WHAT THE EXERCISE ASKS: Reproduce each line exactly.
== INPUT DATA ==
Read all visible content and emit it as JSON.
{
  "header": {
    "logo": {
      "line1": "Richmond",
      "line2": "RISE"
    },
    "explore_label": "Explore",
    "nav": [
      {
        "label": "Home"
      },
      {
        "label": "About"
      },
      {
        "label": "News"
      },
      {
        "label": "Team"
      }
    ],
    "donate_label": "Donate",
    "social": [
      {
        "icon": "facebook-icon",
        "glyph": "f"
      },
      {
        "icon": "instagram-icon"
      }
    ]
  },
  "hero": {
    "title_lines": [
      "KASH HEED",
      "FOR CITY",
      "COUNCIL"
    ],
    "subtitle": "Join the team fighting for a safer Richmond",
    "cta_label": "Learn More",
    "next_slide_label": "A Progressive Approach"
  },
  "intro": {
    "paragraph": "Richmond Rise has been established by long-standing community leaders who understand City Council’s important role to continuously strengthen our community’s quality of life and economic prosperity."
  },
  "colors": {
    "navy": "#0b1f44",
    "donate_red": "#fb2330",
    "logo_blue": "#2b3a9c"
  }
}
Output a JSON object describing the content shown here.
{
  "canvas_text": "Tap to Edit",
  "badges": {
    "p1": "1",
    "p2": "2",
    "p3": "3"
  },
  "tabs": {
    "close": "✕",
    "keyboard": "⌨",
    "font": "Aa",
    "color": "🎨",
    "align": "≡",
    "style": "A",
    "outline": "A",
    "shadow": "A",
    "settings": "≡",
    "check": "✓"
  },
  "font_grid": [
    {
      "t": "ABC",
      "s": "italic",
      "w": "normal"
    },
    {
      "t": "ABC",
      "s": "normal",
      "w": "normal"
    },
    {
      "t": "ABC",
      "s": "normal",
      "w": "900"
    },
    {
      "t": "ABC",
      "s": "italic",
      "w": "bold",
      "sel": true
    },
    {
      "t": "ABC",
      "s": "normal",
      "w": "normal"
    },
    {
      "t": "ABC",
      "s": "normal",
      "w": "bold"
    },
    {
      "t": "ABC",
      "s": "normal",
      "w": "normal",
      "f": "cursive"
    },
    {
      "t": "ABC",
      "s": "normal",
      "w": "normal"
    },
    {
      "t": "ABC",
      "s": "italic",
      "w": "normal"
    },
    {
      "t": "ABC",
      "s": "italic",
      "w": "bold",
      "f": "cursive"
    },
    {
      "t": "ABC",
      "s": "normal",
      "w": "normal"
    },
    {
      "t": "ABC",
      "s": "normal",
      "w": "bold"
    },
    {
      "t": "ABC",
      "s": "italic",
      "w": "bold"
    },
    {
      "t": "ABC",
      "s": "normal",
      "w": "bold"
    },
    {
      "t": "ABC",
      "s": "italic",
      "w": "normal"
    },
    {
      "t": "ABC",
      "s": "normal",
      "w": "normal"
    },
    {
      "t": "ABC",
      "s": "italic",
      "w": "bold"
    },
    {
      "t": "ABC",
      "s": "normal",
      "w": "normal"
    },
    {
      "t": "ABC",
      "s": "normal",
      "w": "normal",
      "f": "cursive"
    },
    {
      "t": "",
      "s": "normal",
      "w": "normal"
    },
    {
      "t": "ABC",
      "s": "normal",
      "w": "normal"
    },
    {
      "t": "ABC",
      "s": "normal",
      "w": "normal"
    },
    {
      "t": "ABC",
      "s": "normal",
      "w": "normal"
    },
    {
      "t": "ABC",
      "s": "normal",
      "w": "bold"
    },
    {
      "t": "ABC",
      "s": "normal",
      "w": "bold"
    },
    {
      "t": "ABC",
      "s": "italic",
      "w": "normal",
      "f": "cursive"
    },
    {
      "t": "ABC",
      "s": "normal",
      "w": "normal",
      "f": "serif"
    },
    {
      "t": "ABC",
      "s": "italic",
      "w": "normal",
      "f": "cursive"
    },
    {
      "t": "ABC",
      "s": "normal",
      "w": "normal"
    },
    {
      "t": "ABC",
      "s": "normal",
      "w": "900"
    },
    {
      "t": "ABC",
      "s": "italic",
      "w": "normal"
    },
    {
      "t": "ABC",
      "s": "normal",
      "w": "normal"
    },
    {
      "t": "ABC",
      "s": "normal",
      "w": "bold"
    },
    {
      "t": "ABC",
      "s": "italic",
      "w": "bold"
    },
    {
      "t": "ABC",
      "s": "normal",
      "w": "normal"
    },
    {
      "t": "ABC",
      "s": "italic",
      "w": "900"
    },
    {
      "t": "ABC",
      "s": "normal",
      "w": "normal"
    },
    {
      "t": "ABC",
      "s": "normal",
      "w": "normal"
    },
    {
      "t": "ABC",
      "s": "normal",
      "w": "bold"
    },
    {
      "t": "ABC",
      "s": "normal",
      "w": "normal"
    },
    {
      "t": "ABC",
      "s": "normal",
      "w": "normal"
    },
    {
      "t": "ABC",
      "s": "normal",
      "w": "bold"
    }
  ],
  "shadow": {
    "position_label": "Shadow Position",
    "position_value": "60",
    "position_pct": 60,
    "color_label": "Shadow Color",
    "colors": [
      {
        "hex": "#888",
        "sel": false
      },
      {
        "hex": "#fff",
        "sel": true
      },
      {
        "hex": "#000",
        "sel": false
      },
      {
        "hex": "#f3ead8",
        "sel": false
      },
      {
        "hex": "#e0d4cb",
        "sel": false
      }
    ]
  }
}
===
IN RESPONSE:
Read all visible content and emit it as JSON.
{
  "header": {
    "logo": {
      "line1": "Richmond",
      "line2": "RISE"
    },
    "explore_label": "Explore",
    "nav": [
      {
        "label": "Home"
      },
      {
        "label": "About"
      },
      {
        "label": "News"
      },
      {
        "label": "Team"
      }
    ],
    "donate_label": "Donate",
    "social": [
      {
        "icon": "facebook-icon",
        "glyph": "f"
      },
      {
        "icon": "instagram-icon"
      }
    ]
  },
  "hero": {
    "title_lines": [
      "KASH HEED",
      "FOR CITY",
      "COUNCIL"
    ],
    "subtitle": "Join the team fighting for a safer Richmond",
    "cta_label": "Learn More",
    "next_slide_label": "A Progressive Approach"
  },
  "intro": {
    "paragraph": "Richmond Rise has been established by long-standing community leaders who understand City Council’s important role to continuously strengthen our community’s quality of life and economic prosperity."
  },
  "colors": {
    "navy": "#0b1f44",
    "donate_red": "#fb2330",
    "logo_blue": "#2b3a9c"
  }
}
Output a JSON object describing the content shown here.
{
  "canvas_text": "Tap to Edit",
  "badges": {
    "p1": "1",
    "p2": "2",
    "p3": "3"
  },
  "tabs": {
    "close": "✕",
    "keyboard": "⌨",
    "font": "Aa",
    "color": "🎨",
    "align": "≡",
    "style": "A",
    "outline": "A",
    "shadow": "A",
    "settings": "≡",
    "check": "✓"
  },
  "font_grid": [
    {
      "t": "ABC",
      "s": "italic",
      "w": "normal"
    },
    {
      "t": "ABC",
      "s": "normal",
      "w": "normal"
    },
    {
      "t": "ABC",
      "s": "normal",
      "w": "900"
    },
    {
      "t": "ABC",
      "s": "italic",
      "w": "bold",
      "sel": true
    },
    {
      "t": "ABC",
      "s": "normal",
      "w": "normal"
    },
    {
      "t": "ABC",
      "s": "normal",
      "w": "bold"
    },
    {
      "t": "ABC",
      "s": "normal",
      "w": "normal",
      "f": "cursive"
    },
    {
      "t": "ABC",
      "s": "normal",
      "w": "normal"
    },
    {
      "t": "ABC",
      "s": "italic",
      "w": "normal"
    },
    {
      "t": "ABC",
      "s": "italic",
      "w": "bold",
      "f": "cursive"
    },
    {
      "t": "ABC",
      "s": "normal",
      "w": "normal"
    },
    {
      "t": "ABC",
      "s": "normal",
      "w": "bold"
    },
    {
      "t": "ABC",
      "s": "italic",
      "w": "bold"
    },
    {
      "t": "ABC",
      "s": "normal",
      "w": "bold"
    },
    {
      "t": "ABC",
      "s": "italic",
      "w": "normal"
    },
    {
      "t": "ABC",
      "s": "normal",
      "w": "normal"
    },
    {
      "t": "ABC",
      "s": "italic",
      "w": "bold"
    },
    {
      "t": "ABC",
      "s": "normal",
      "w": "normal"
    },
    {
      "t": "ABC",
      "s": "normal",
      "w": "normal",
      "f": "cursive"
    },
    {
      "t": "",
      "s": "normal",
      "w": "normal"
    },
    {
      "t": "ABC",
      "s": "normal",
      "w": "normal"
    },
    {
      "t": "ABC",
      "s": "normal",
      "w": "normal"
    },
    {
      "t": "ABC",
      "s": "normal",
      "w": "normal"
    },
    {
      "t": "ABC",
      "s": "normal",
      "w": "bold"
    },
    {
      "t": "ABC",
      "s": "normal",
      "w": "bold"
    },
    {
      "t": "ABC",
      "s": "italic",
      "w": "normal",
      "f": "cursive"
    },
    {
      "t": "ABC",
      "s": "normal",
      "w": "normal",
      "f": "serif"
    },
    {
      "t": "ABC",
      "s": "italic",
      "w": "normal",
      "f": "cursive"
    },
    {
      "t": "ABC",
      "s": "normal",
      "w": "normal"
    },
    {
      "t": "ABC",
      "s": "normal",
      "w": "900"
    },
    {
      "t": "ABC",
      "s": "italic",
      "w": "normal"
    },
    {
      "t": "ABC",
      "s": "normal",
      "w": "normal"
    },
    {
      "t": "ABC",
      "s": "normal",
      "w": "bold"
    },
    {
      "t": "ABC",
      "s": "italic",
      "w": "bold"
    },
    {
      "t": "ABC",
      "s": "normal",
      "w": "normal"
    },
    {
      "t": "ABC",
      "s": "italic",
      "w": "900"
    },
    {
      "t": "ABC",
      "s": "normal",
      "w": "normal"
    },
    {
      "t": "ABC",
      "s": "normal",
      "w": "normal"
    },
    {
      "t": "ABC",
      "s": "normal",
      "w": "bold"
    },
    {
      "t": "ABC",
      "s": "normal",
      "w": "normal"
    },
    {
      "t": "ABC",
      "s": "normal",
      "w": "normal"
    },
    {
      "t": "ABC",
      "s": "normal",
      "w": "bold"
    }
  ],
  "shadow": {
    "position_label": "Shadow Position",
    "position_value": "60",
    "position_pct": 60,
    "color_label": "Shadow Color",
    "colors": [
      {
        "hex": "#888",
        "sel": false
      },
      {
        "hex": "#fff",
        "sel": true
      },
      {
        "hex": "#000",
        "sel": false
      },
      {
        "hex": "#f3ead8",
        "sel": false
      },
      {
        "hex": "#e0d4cb",
        "sel": false
      }
    ]
  }
}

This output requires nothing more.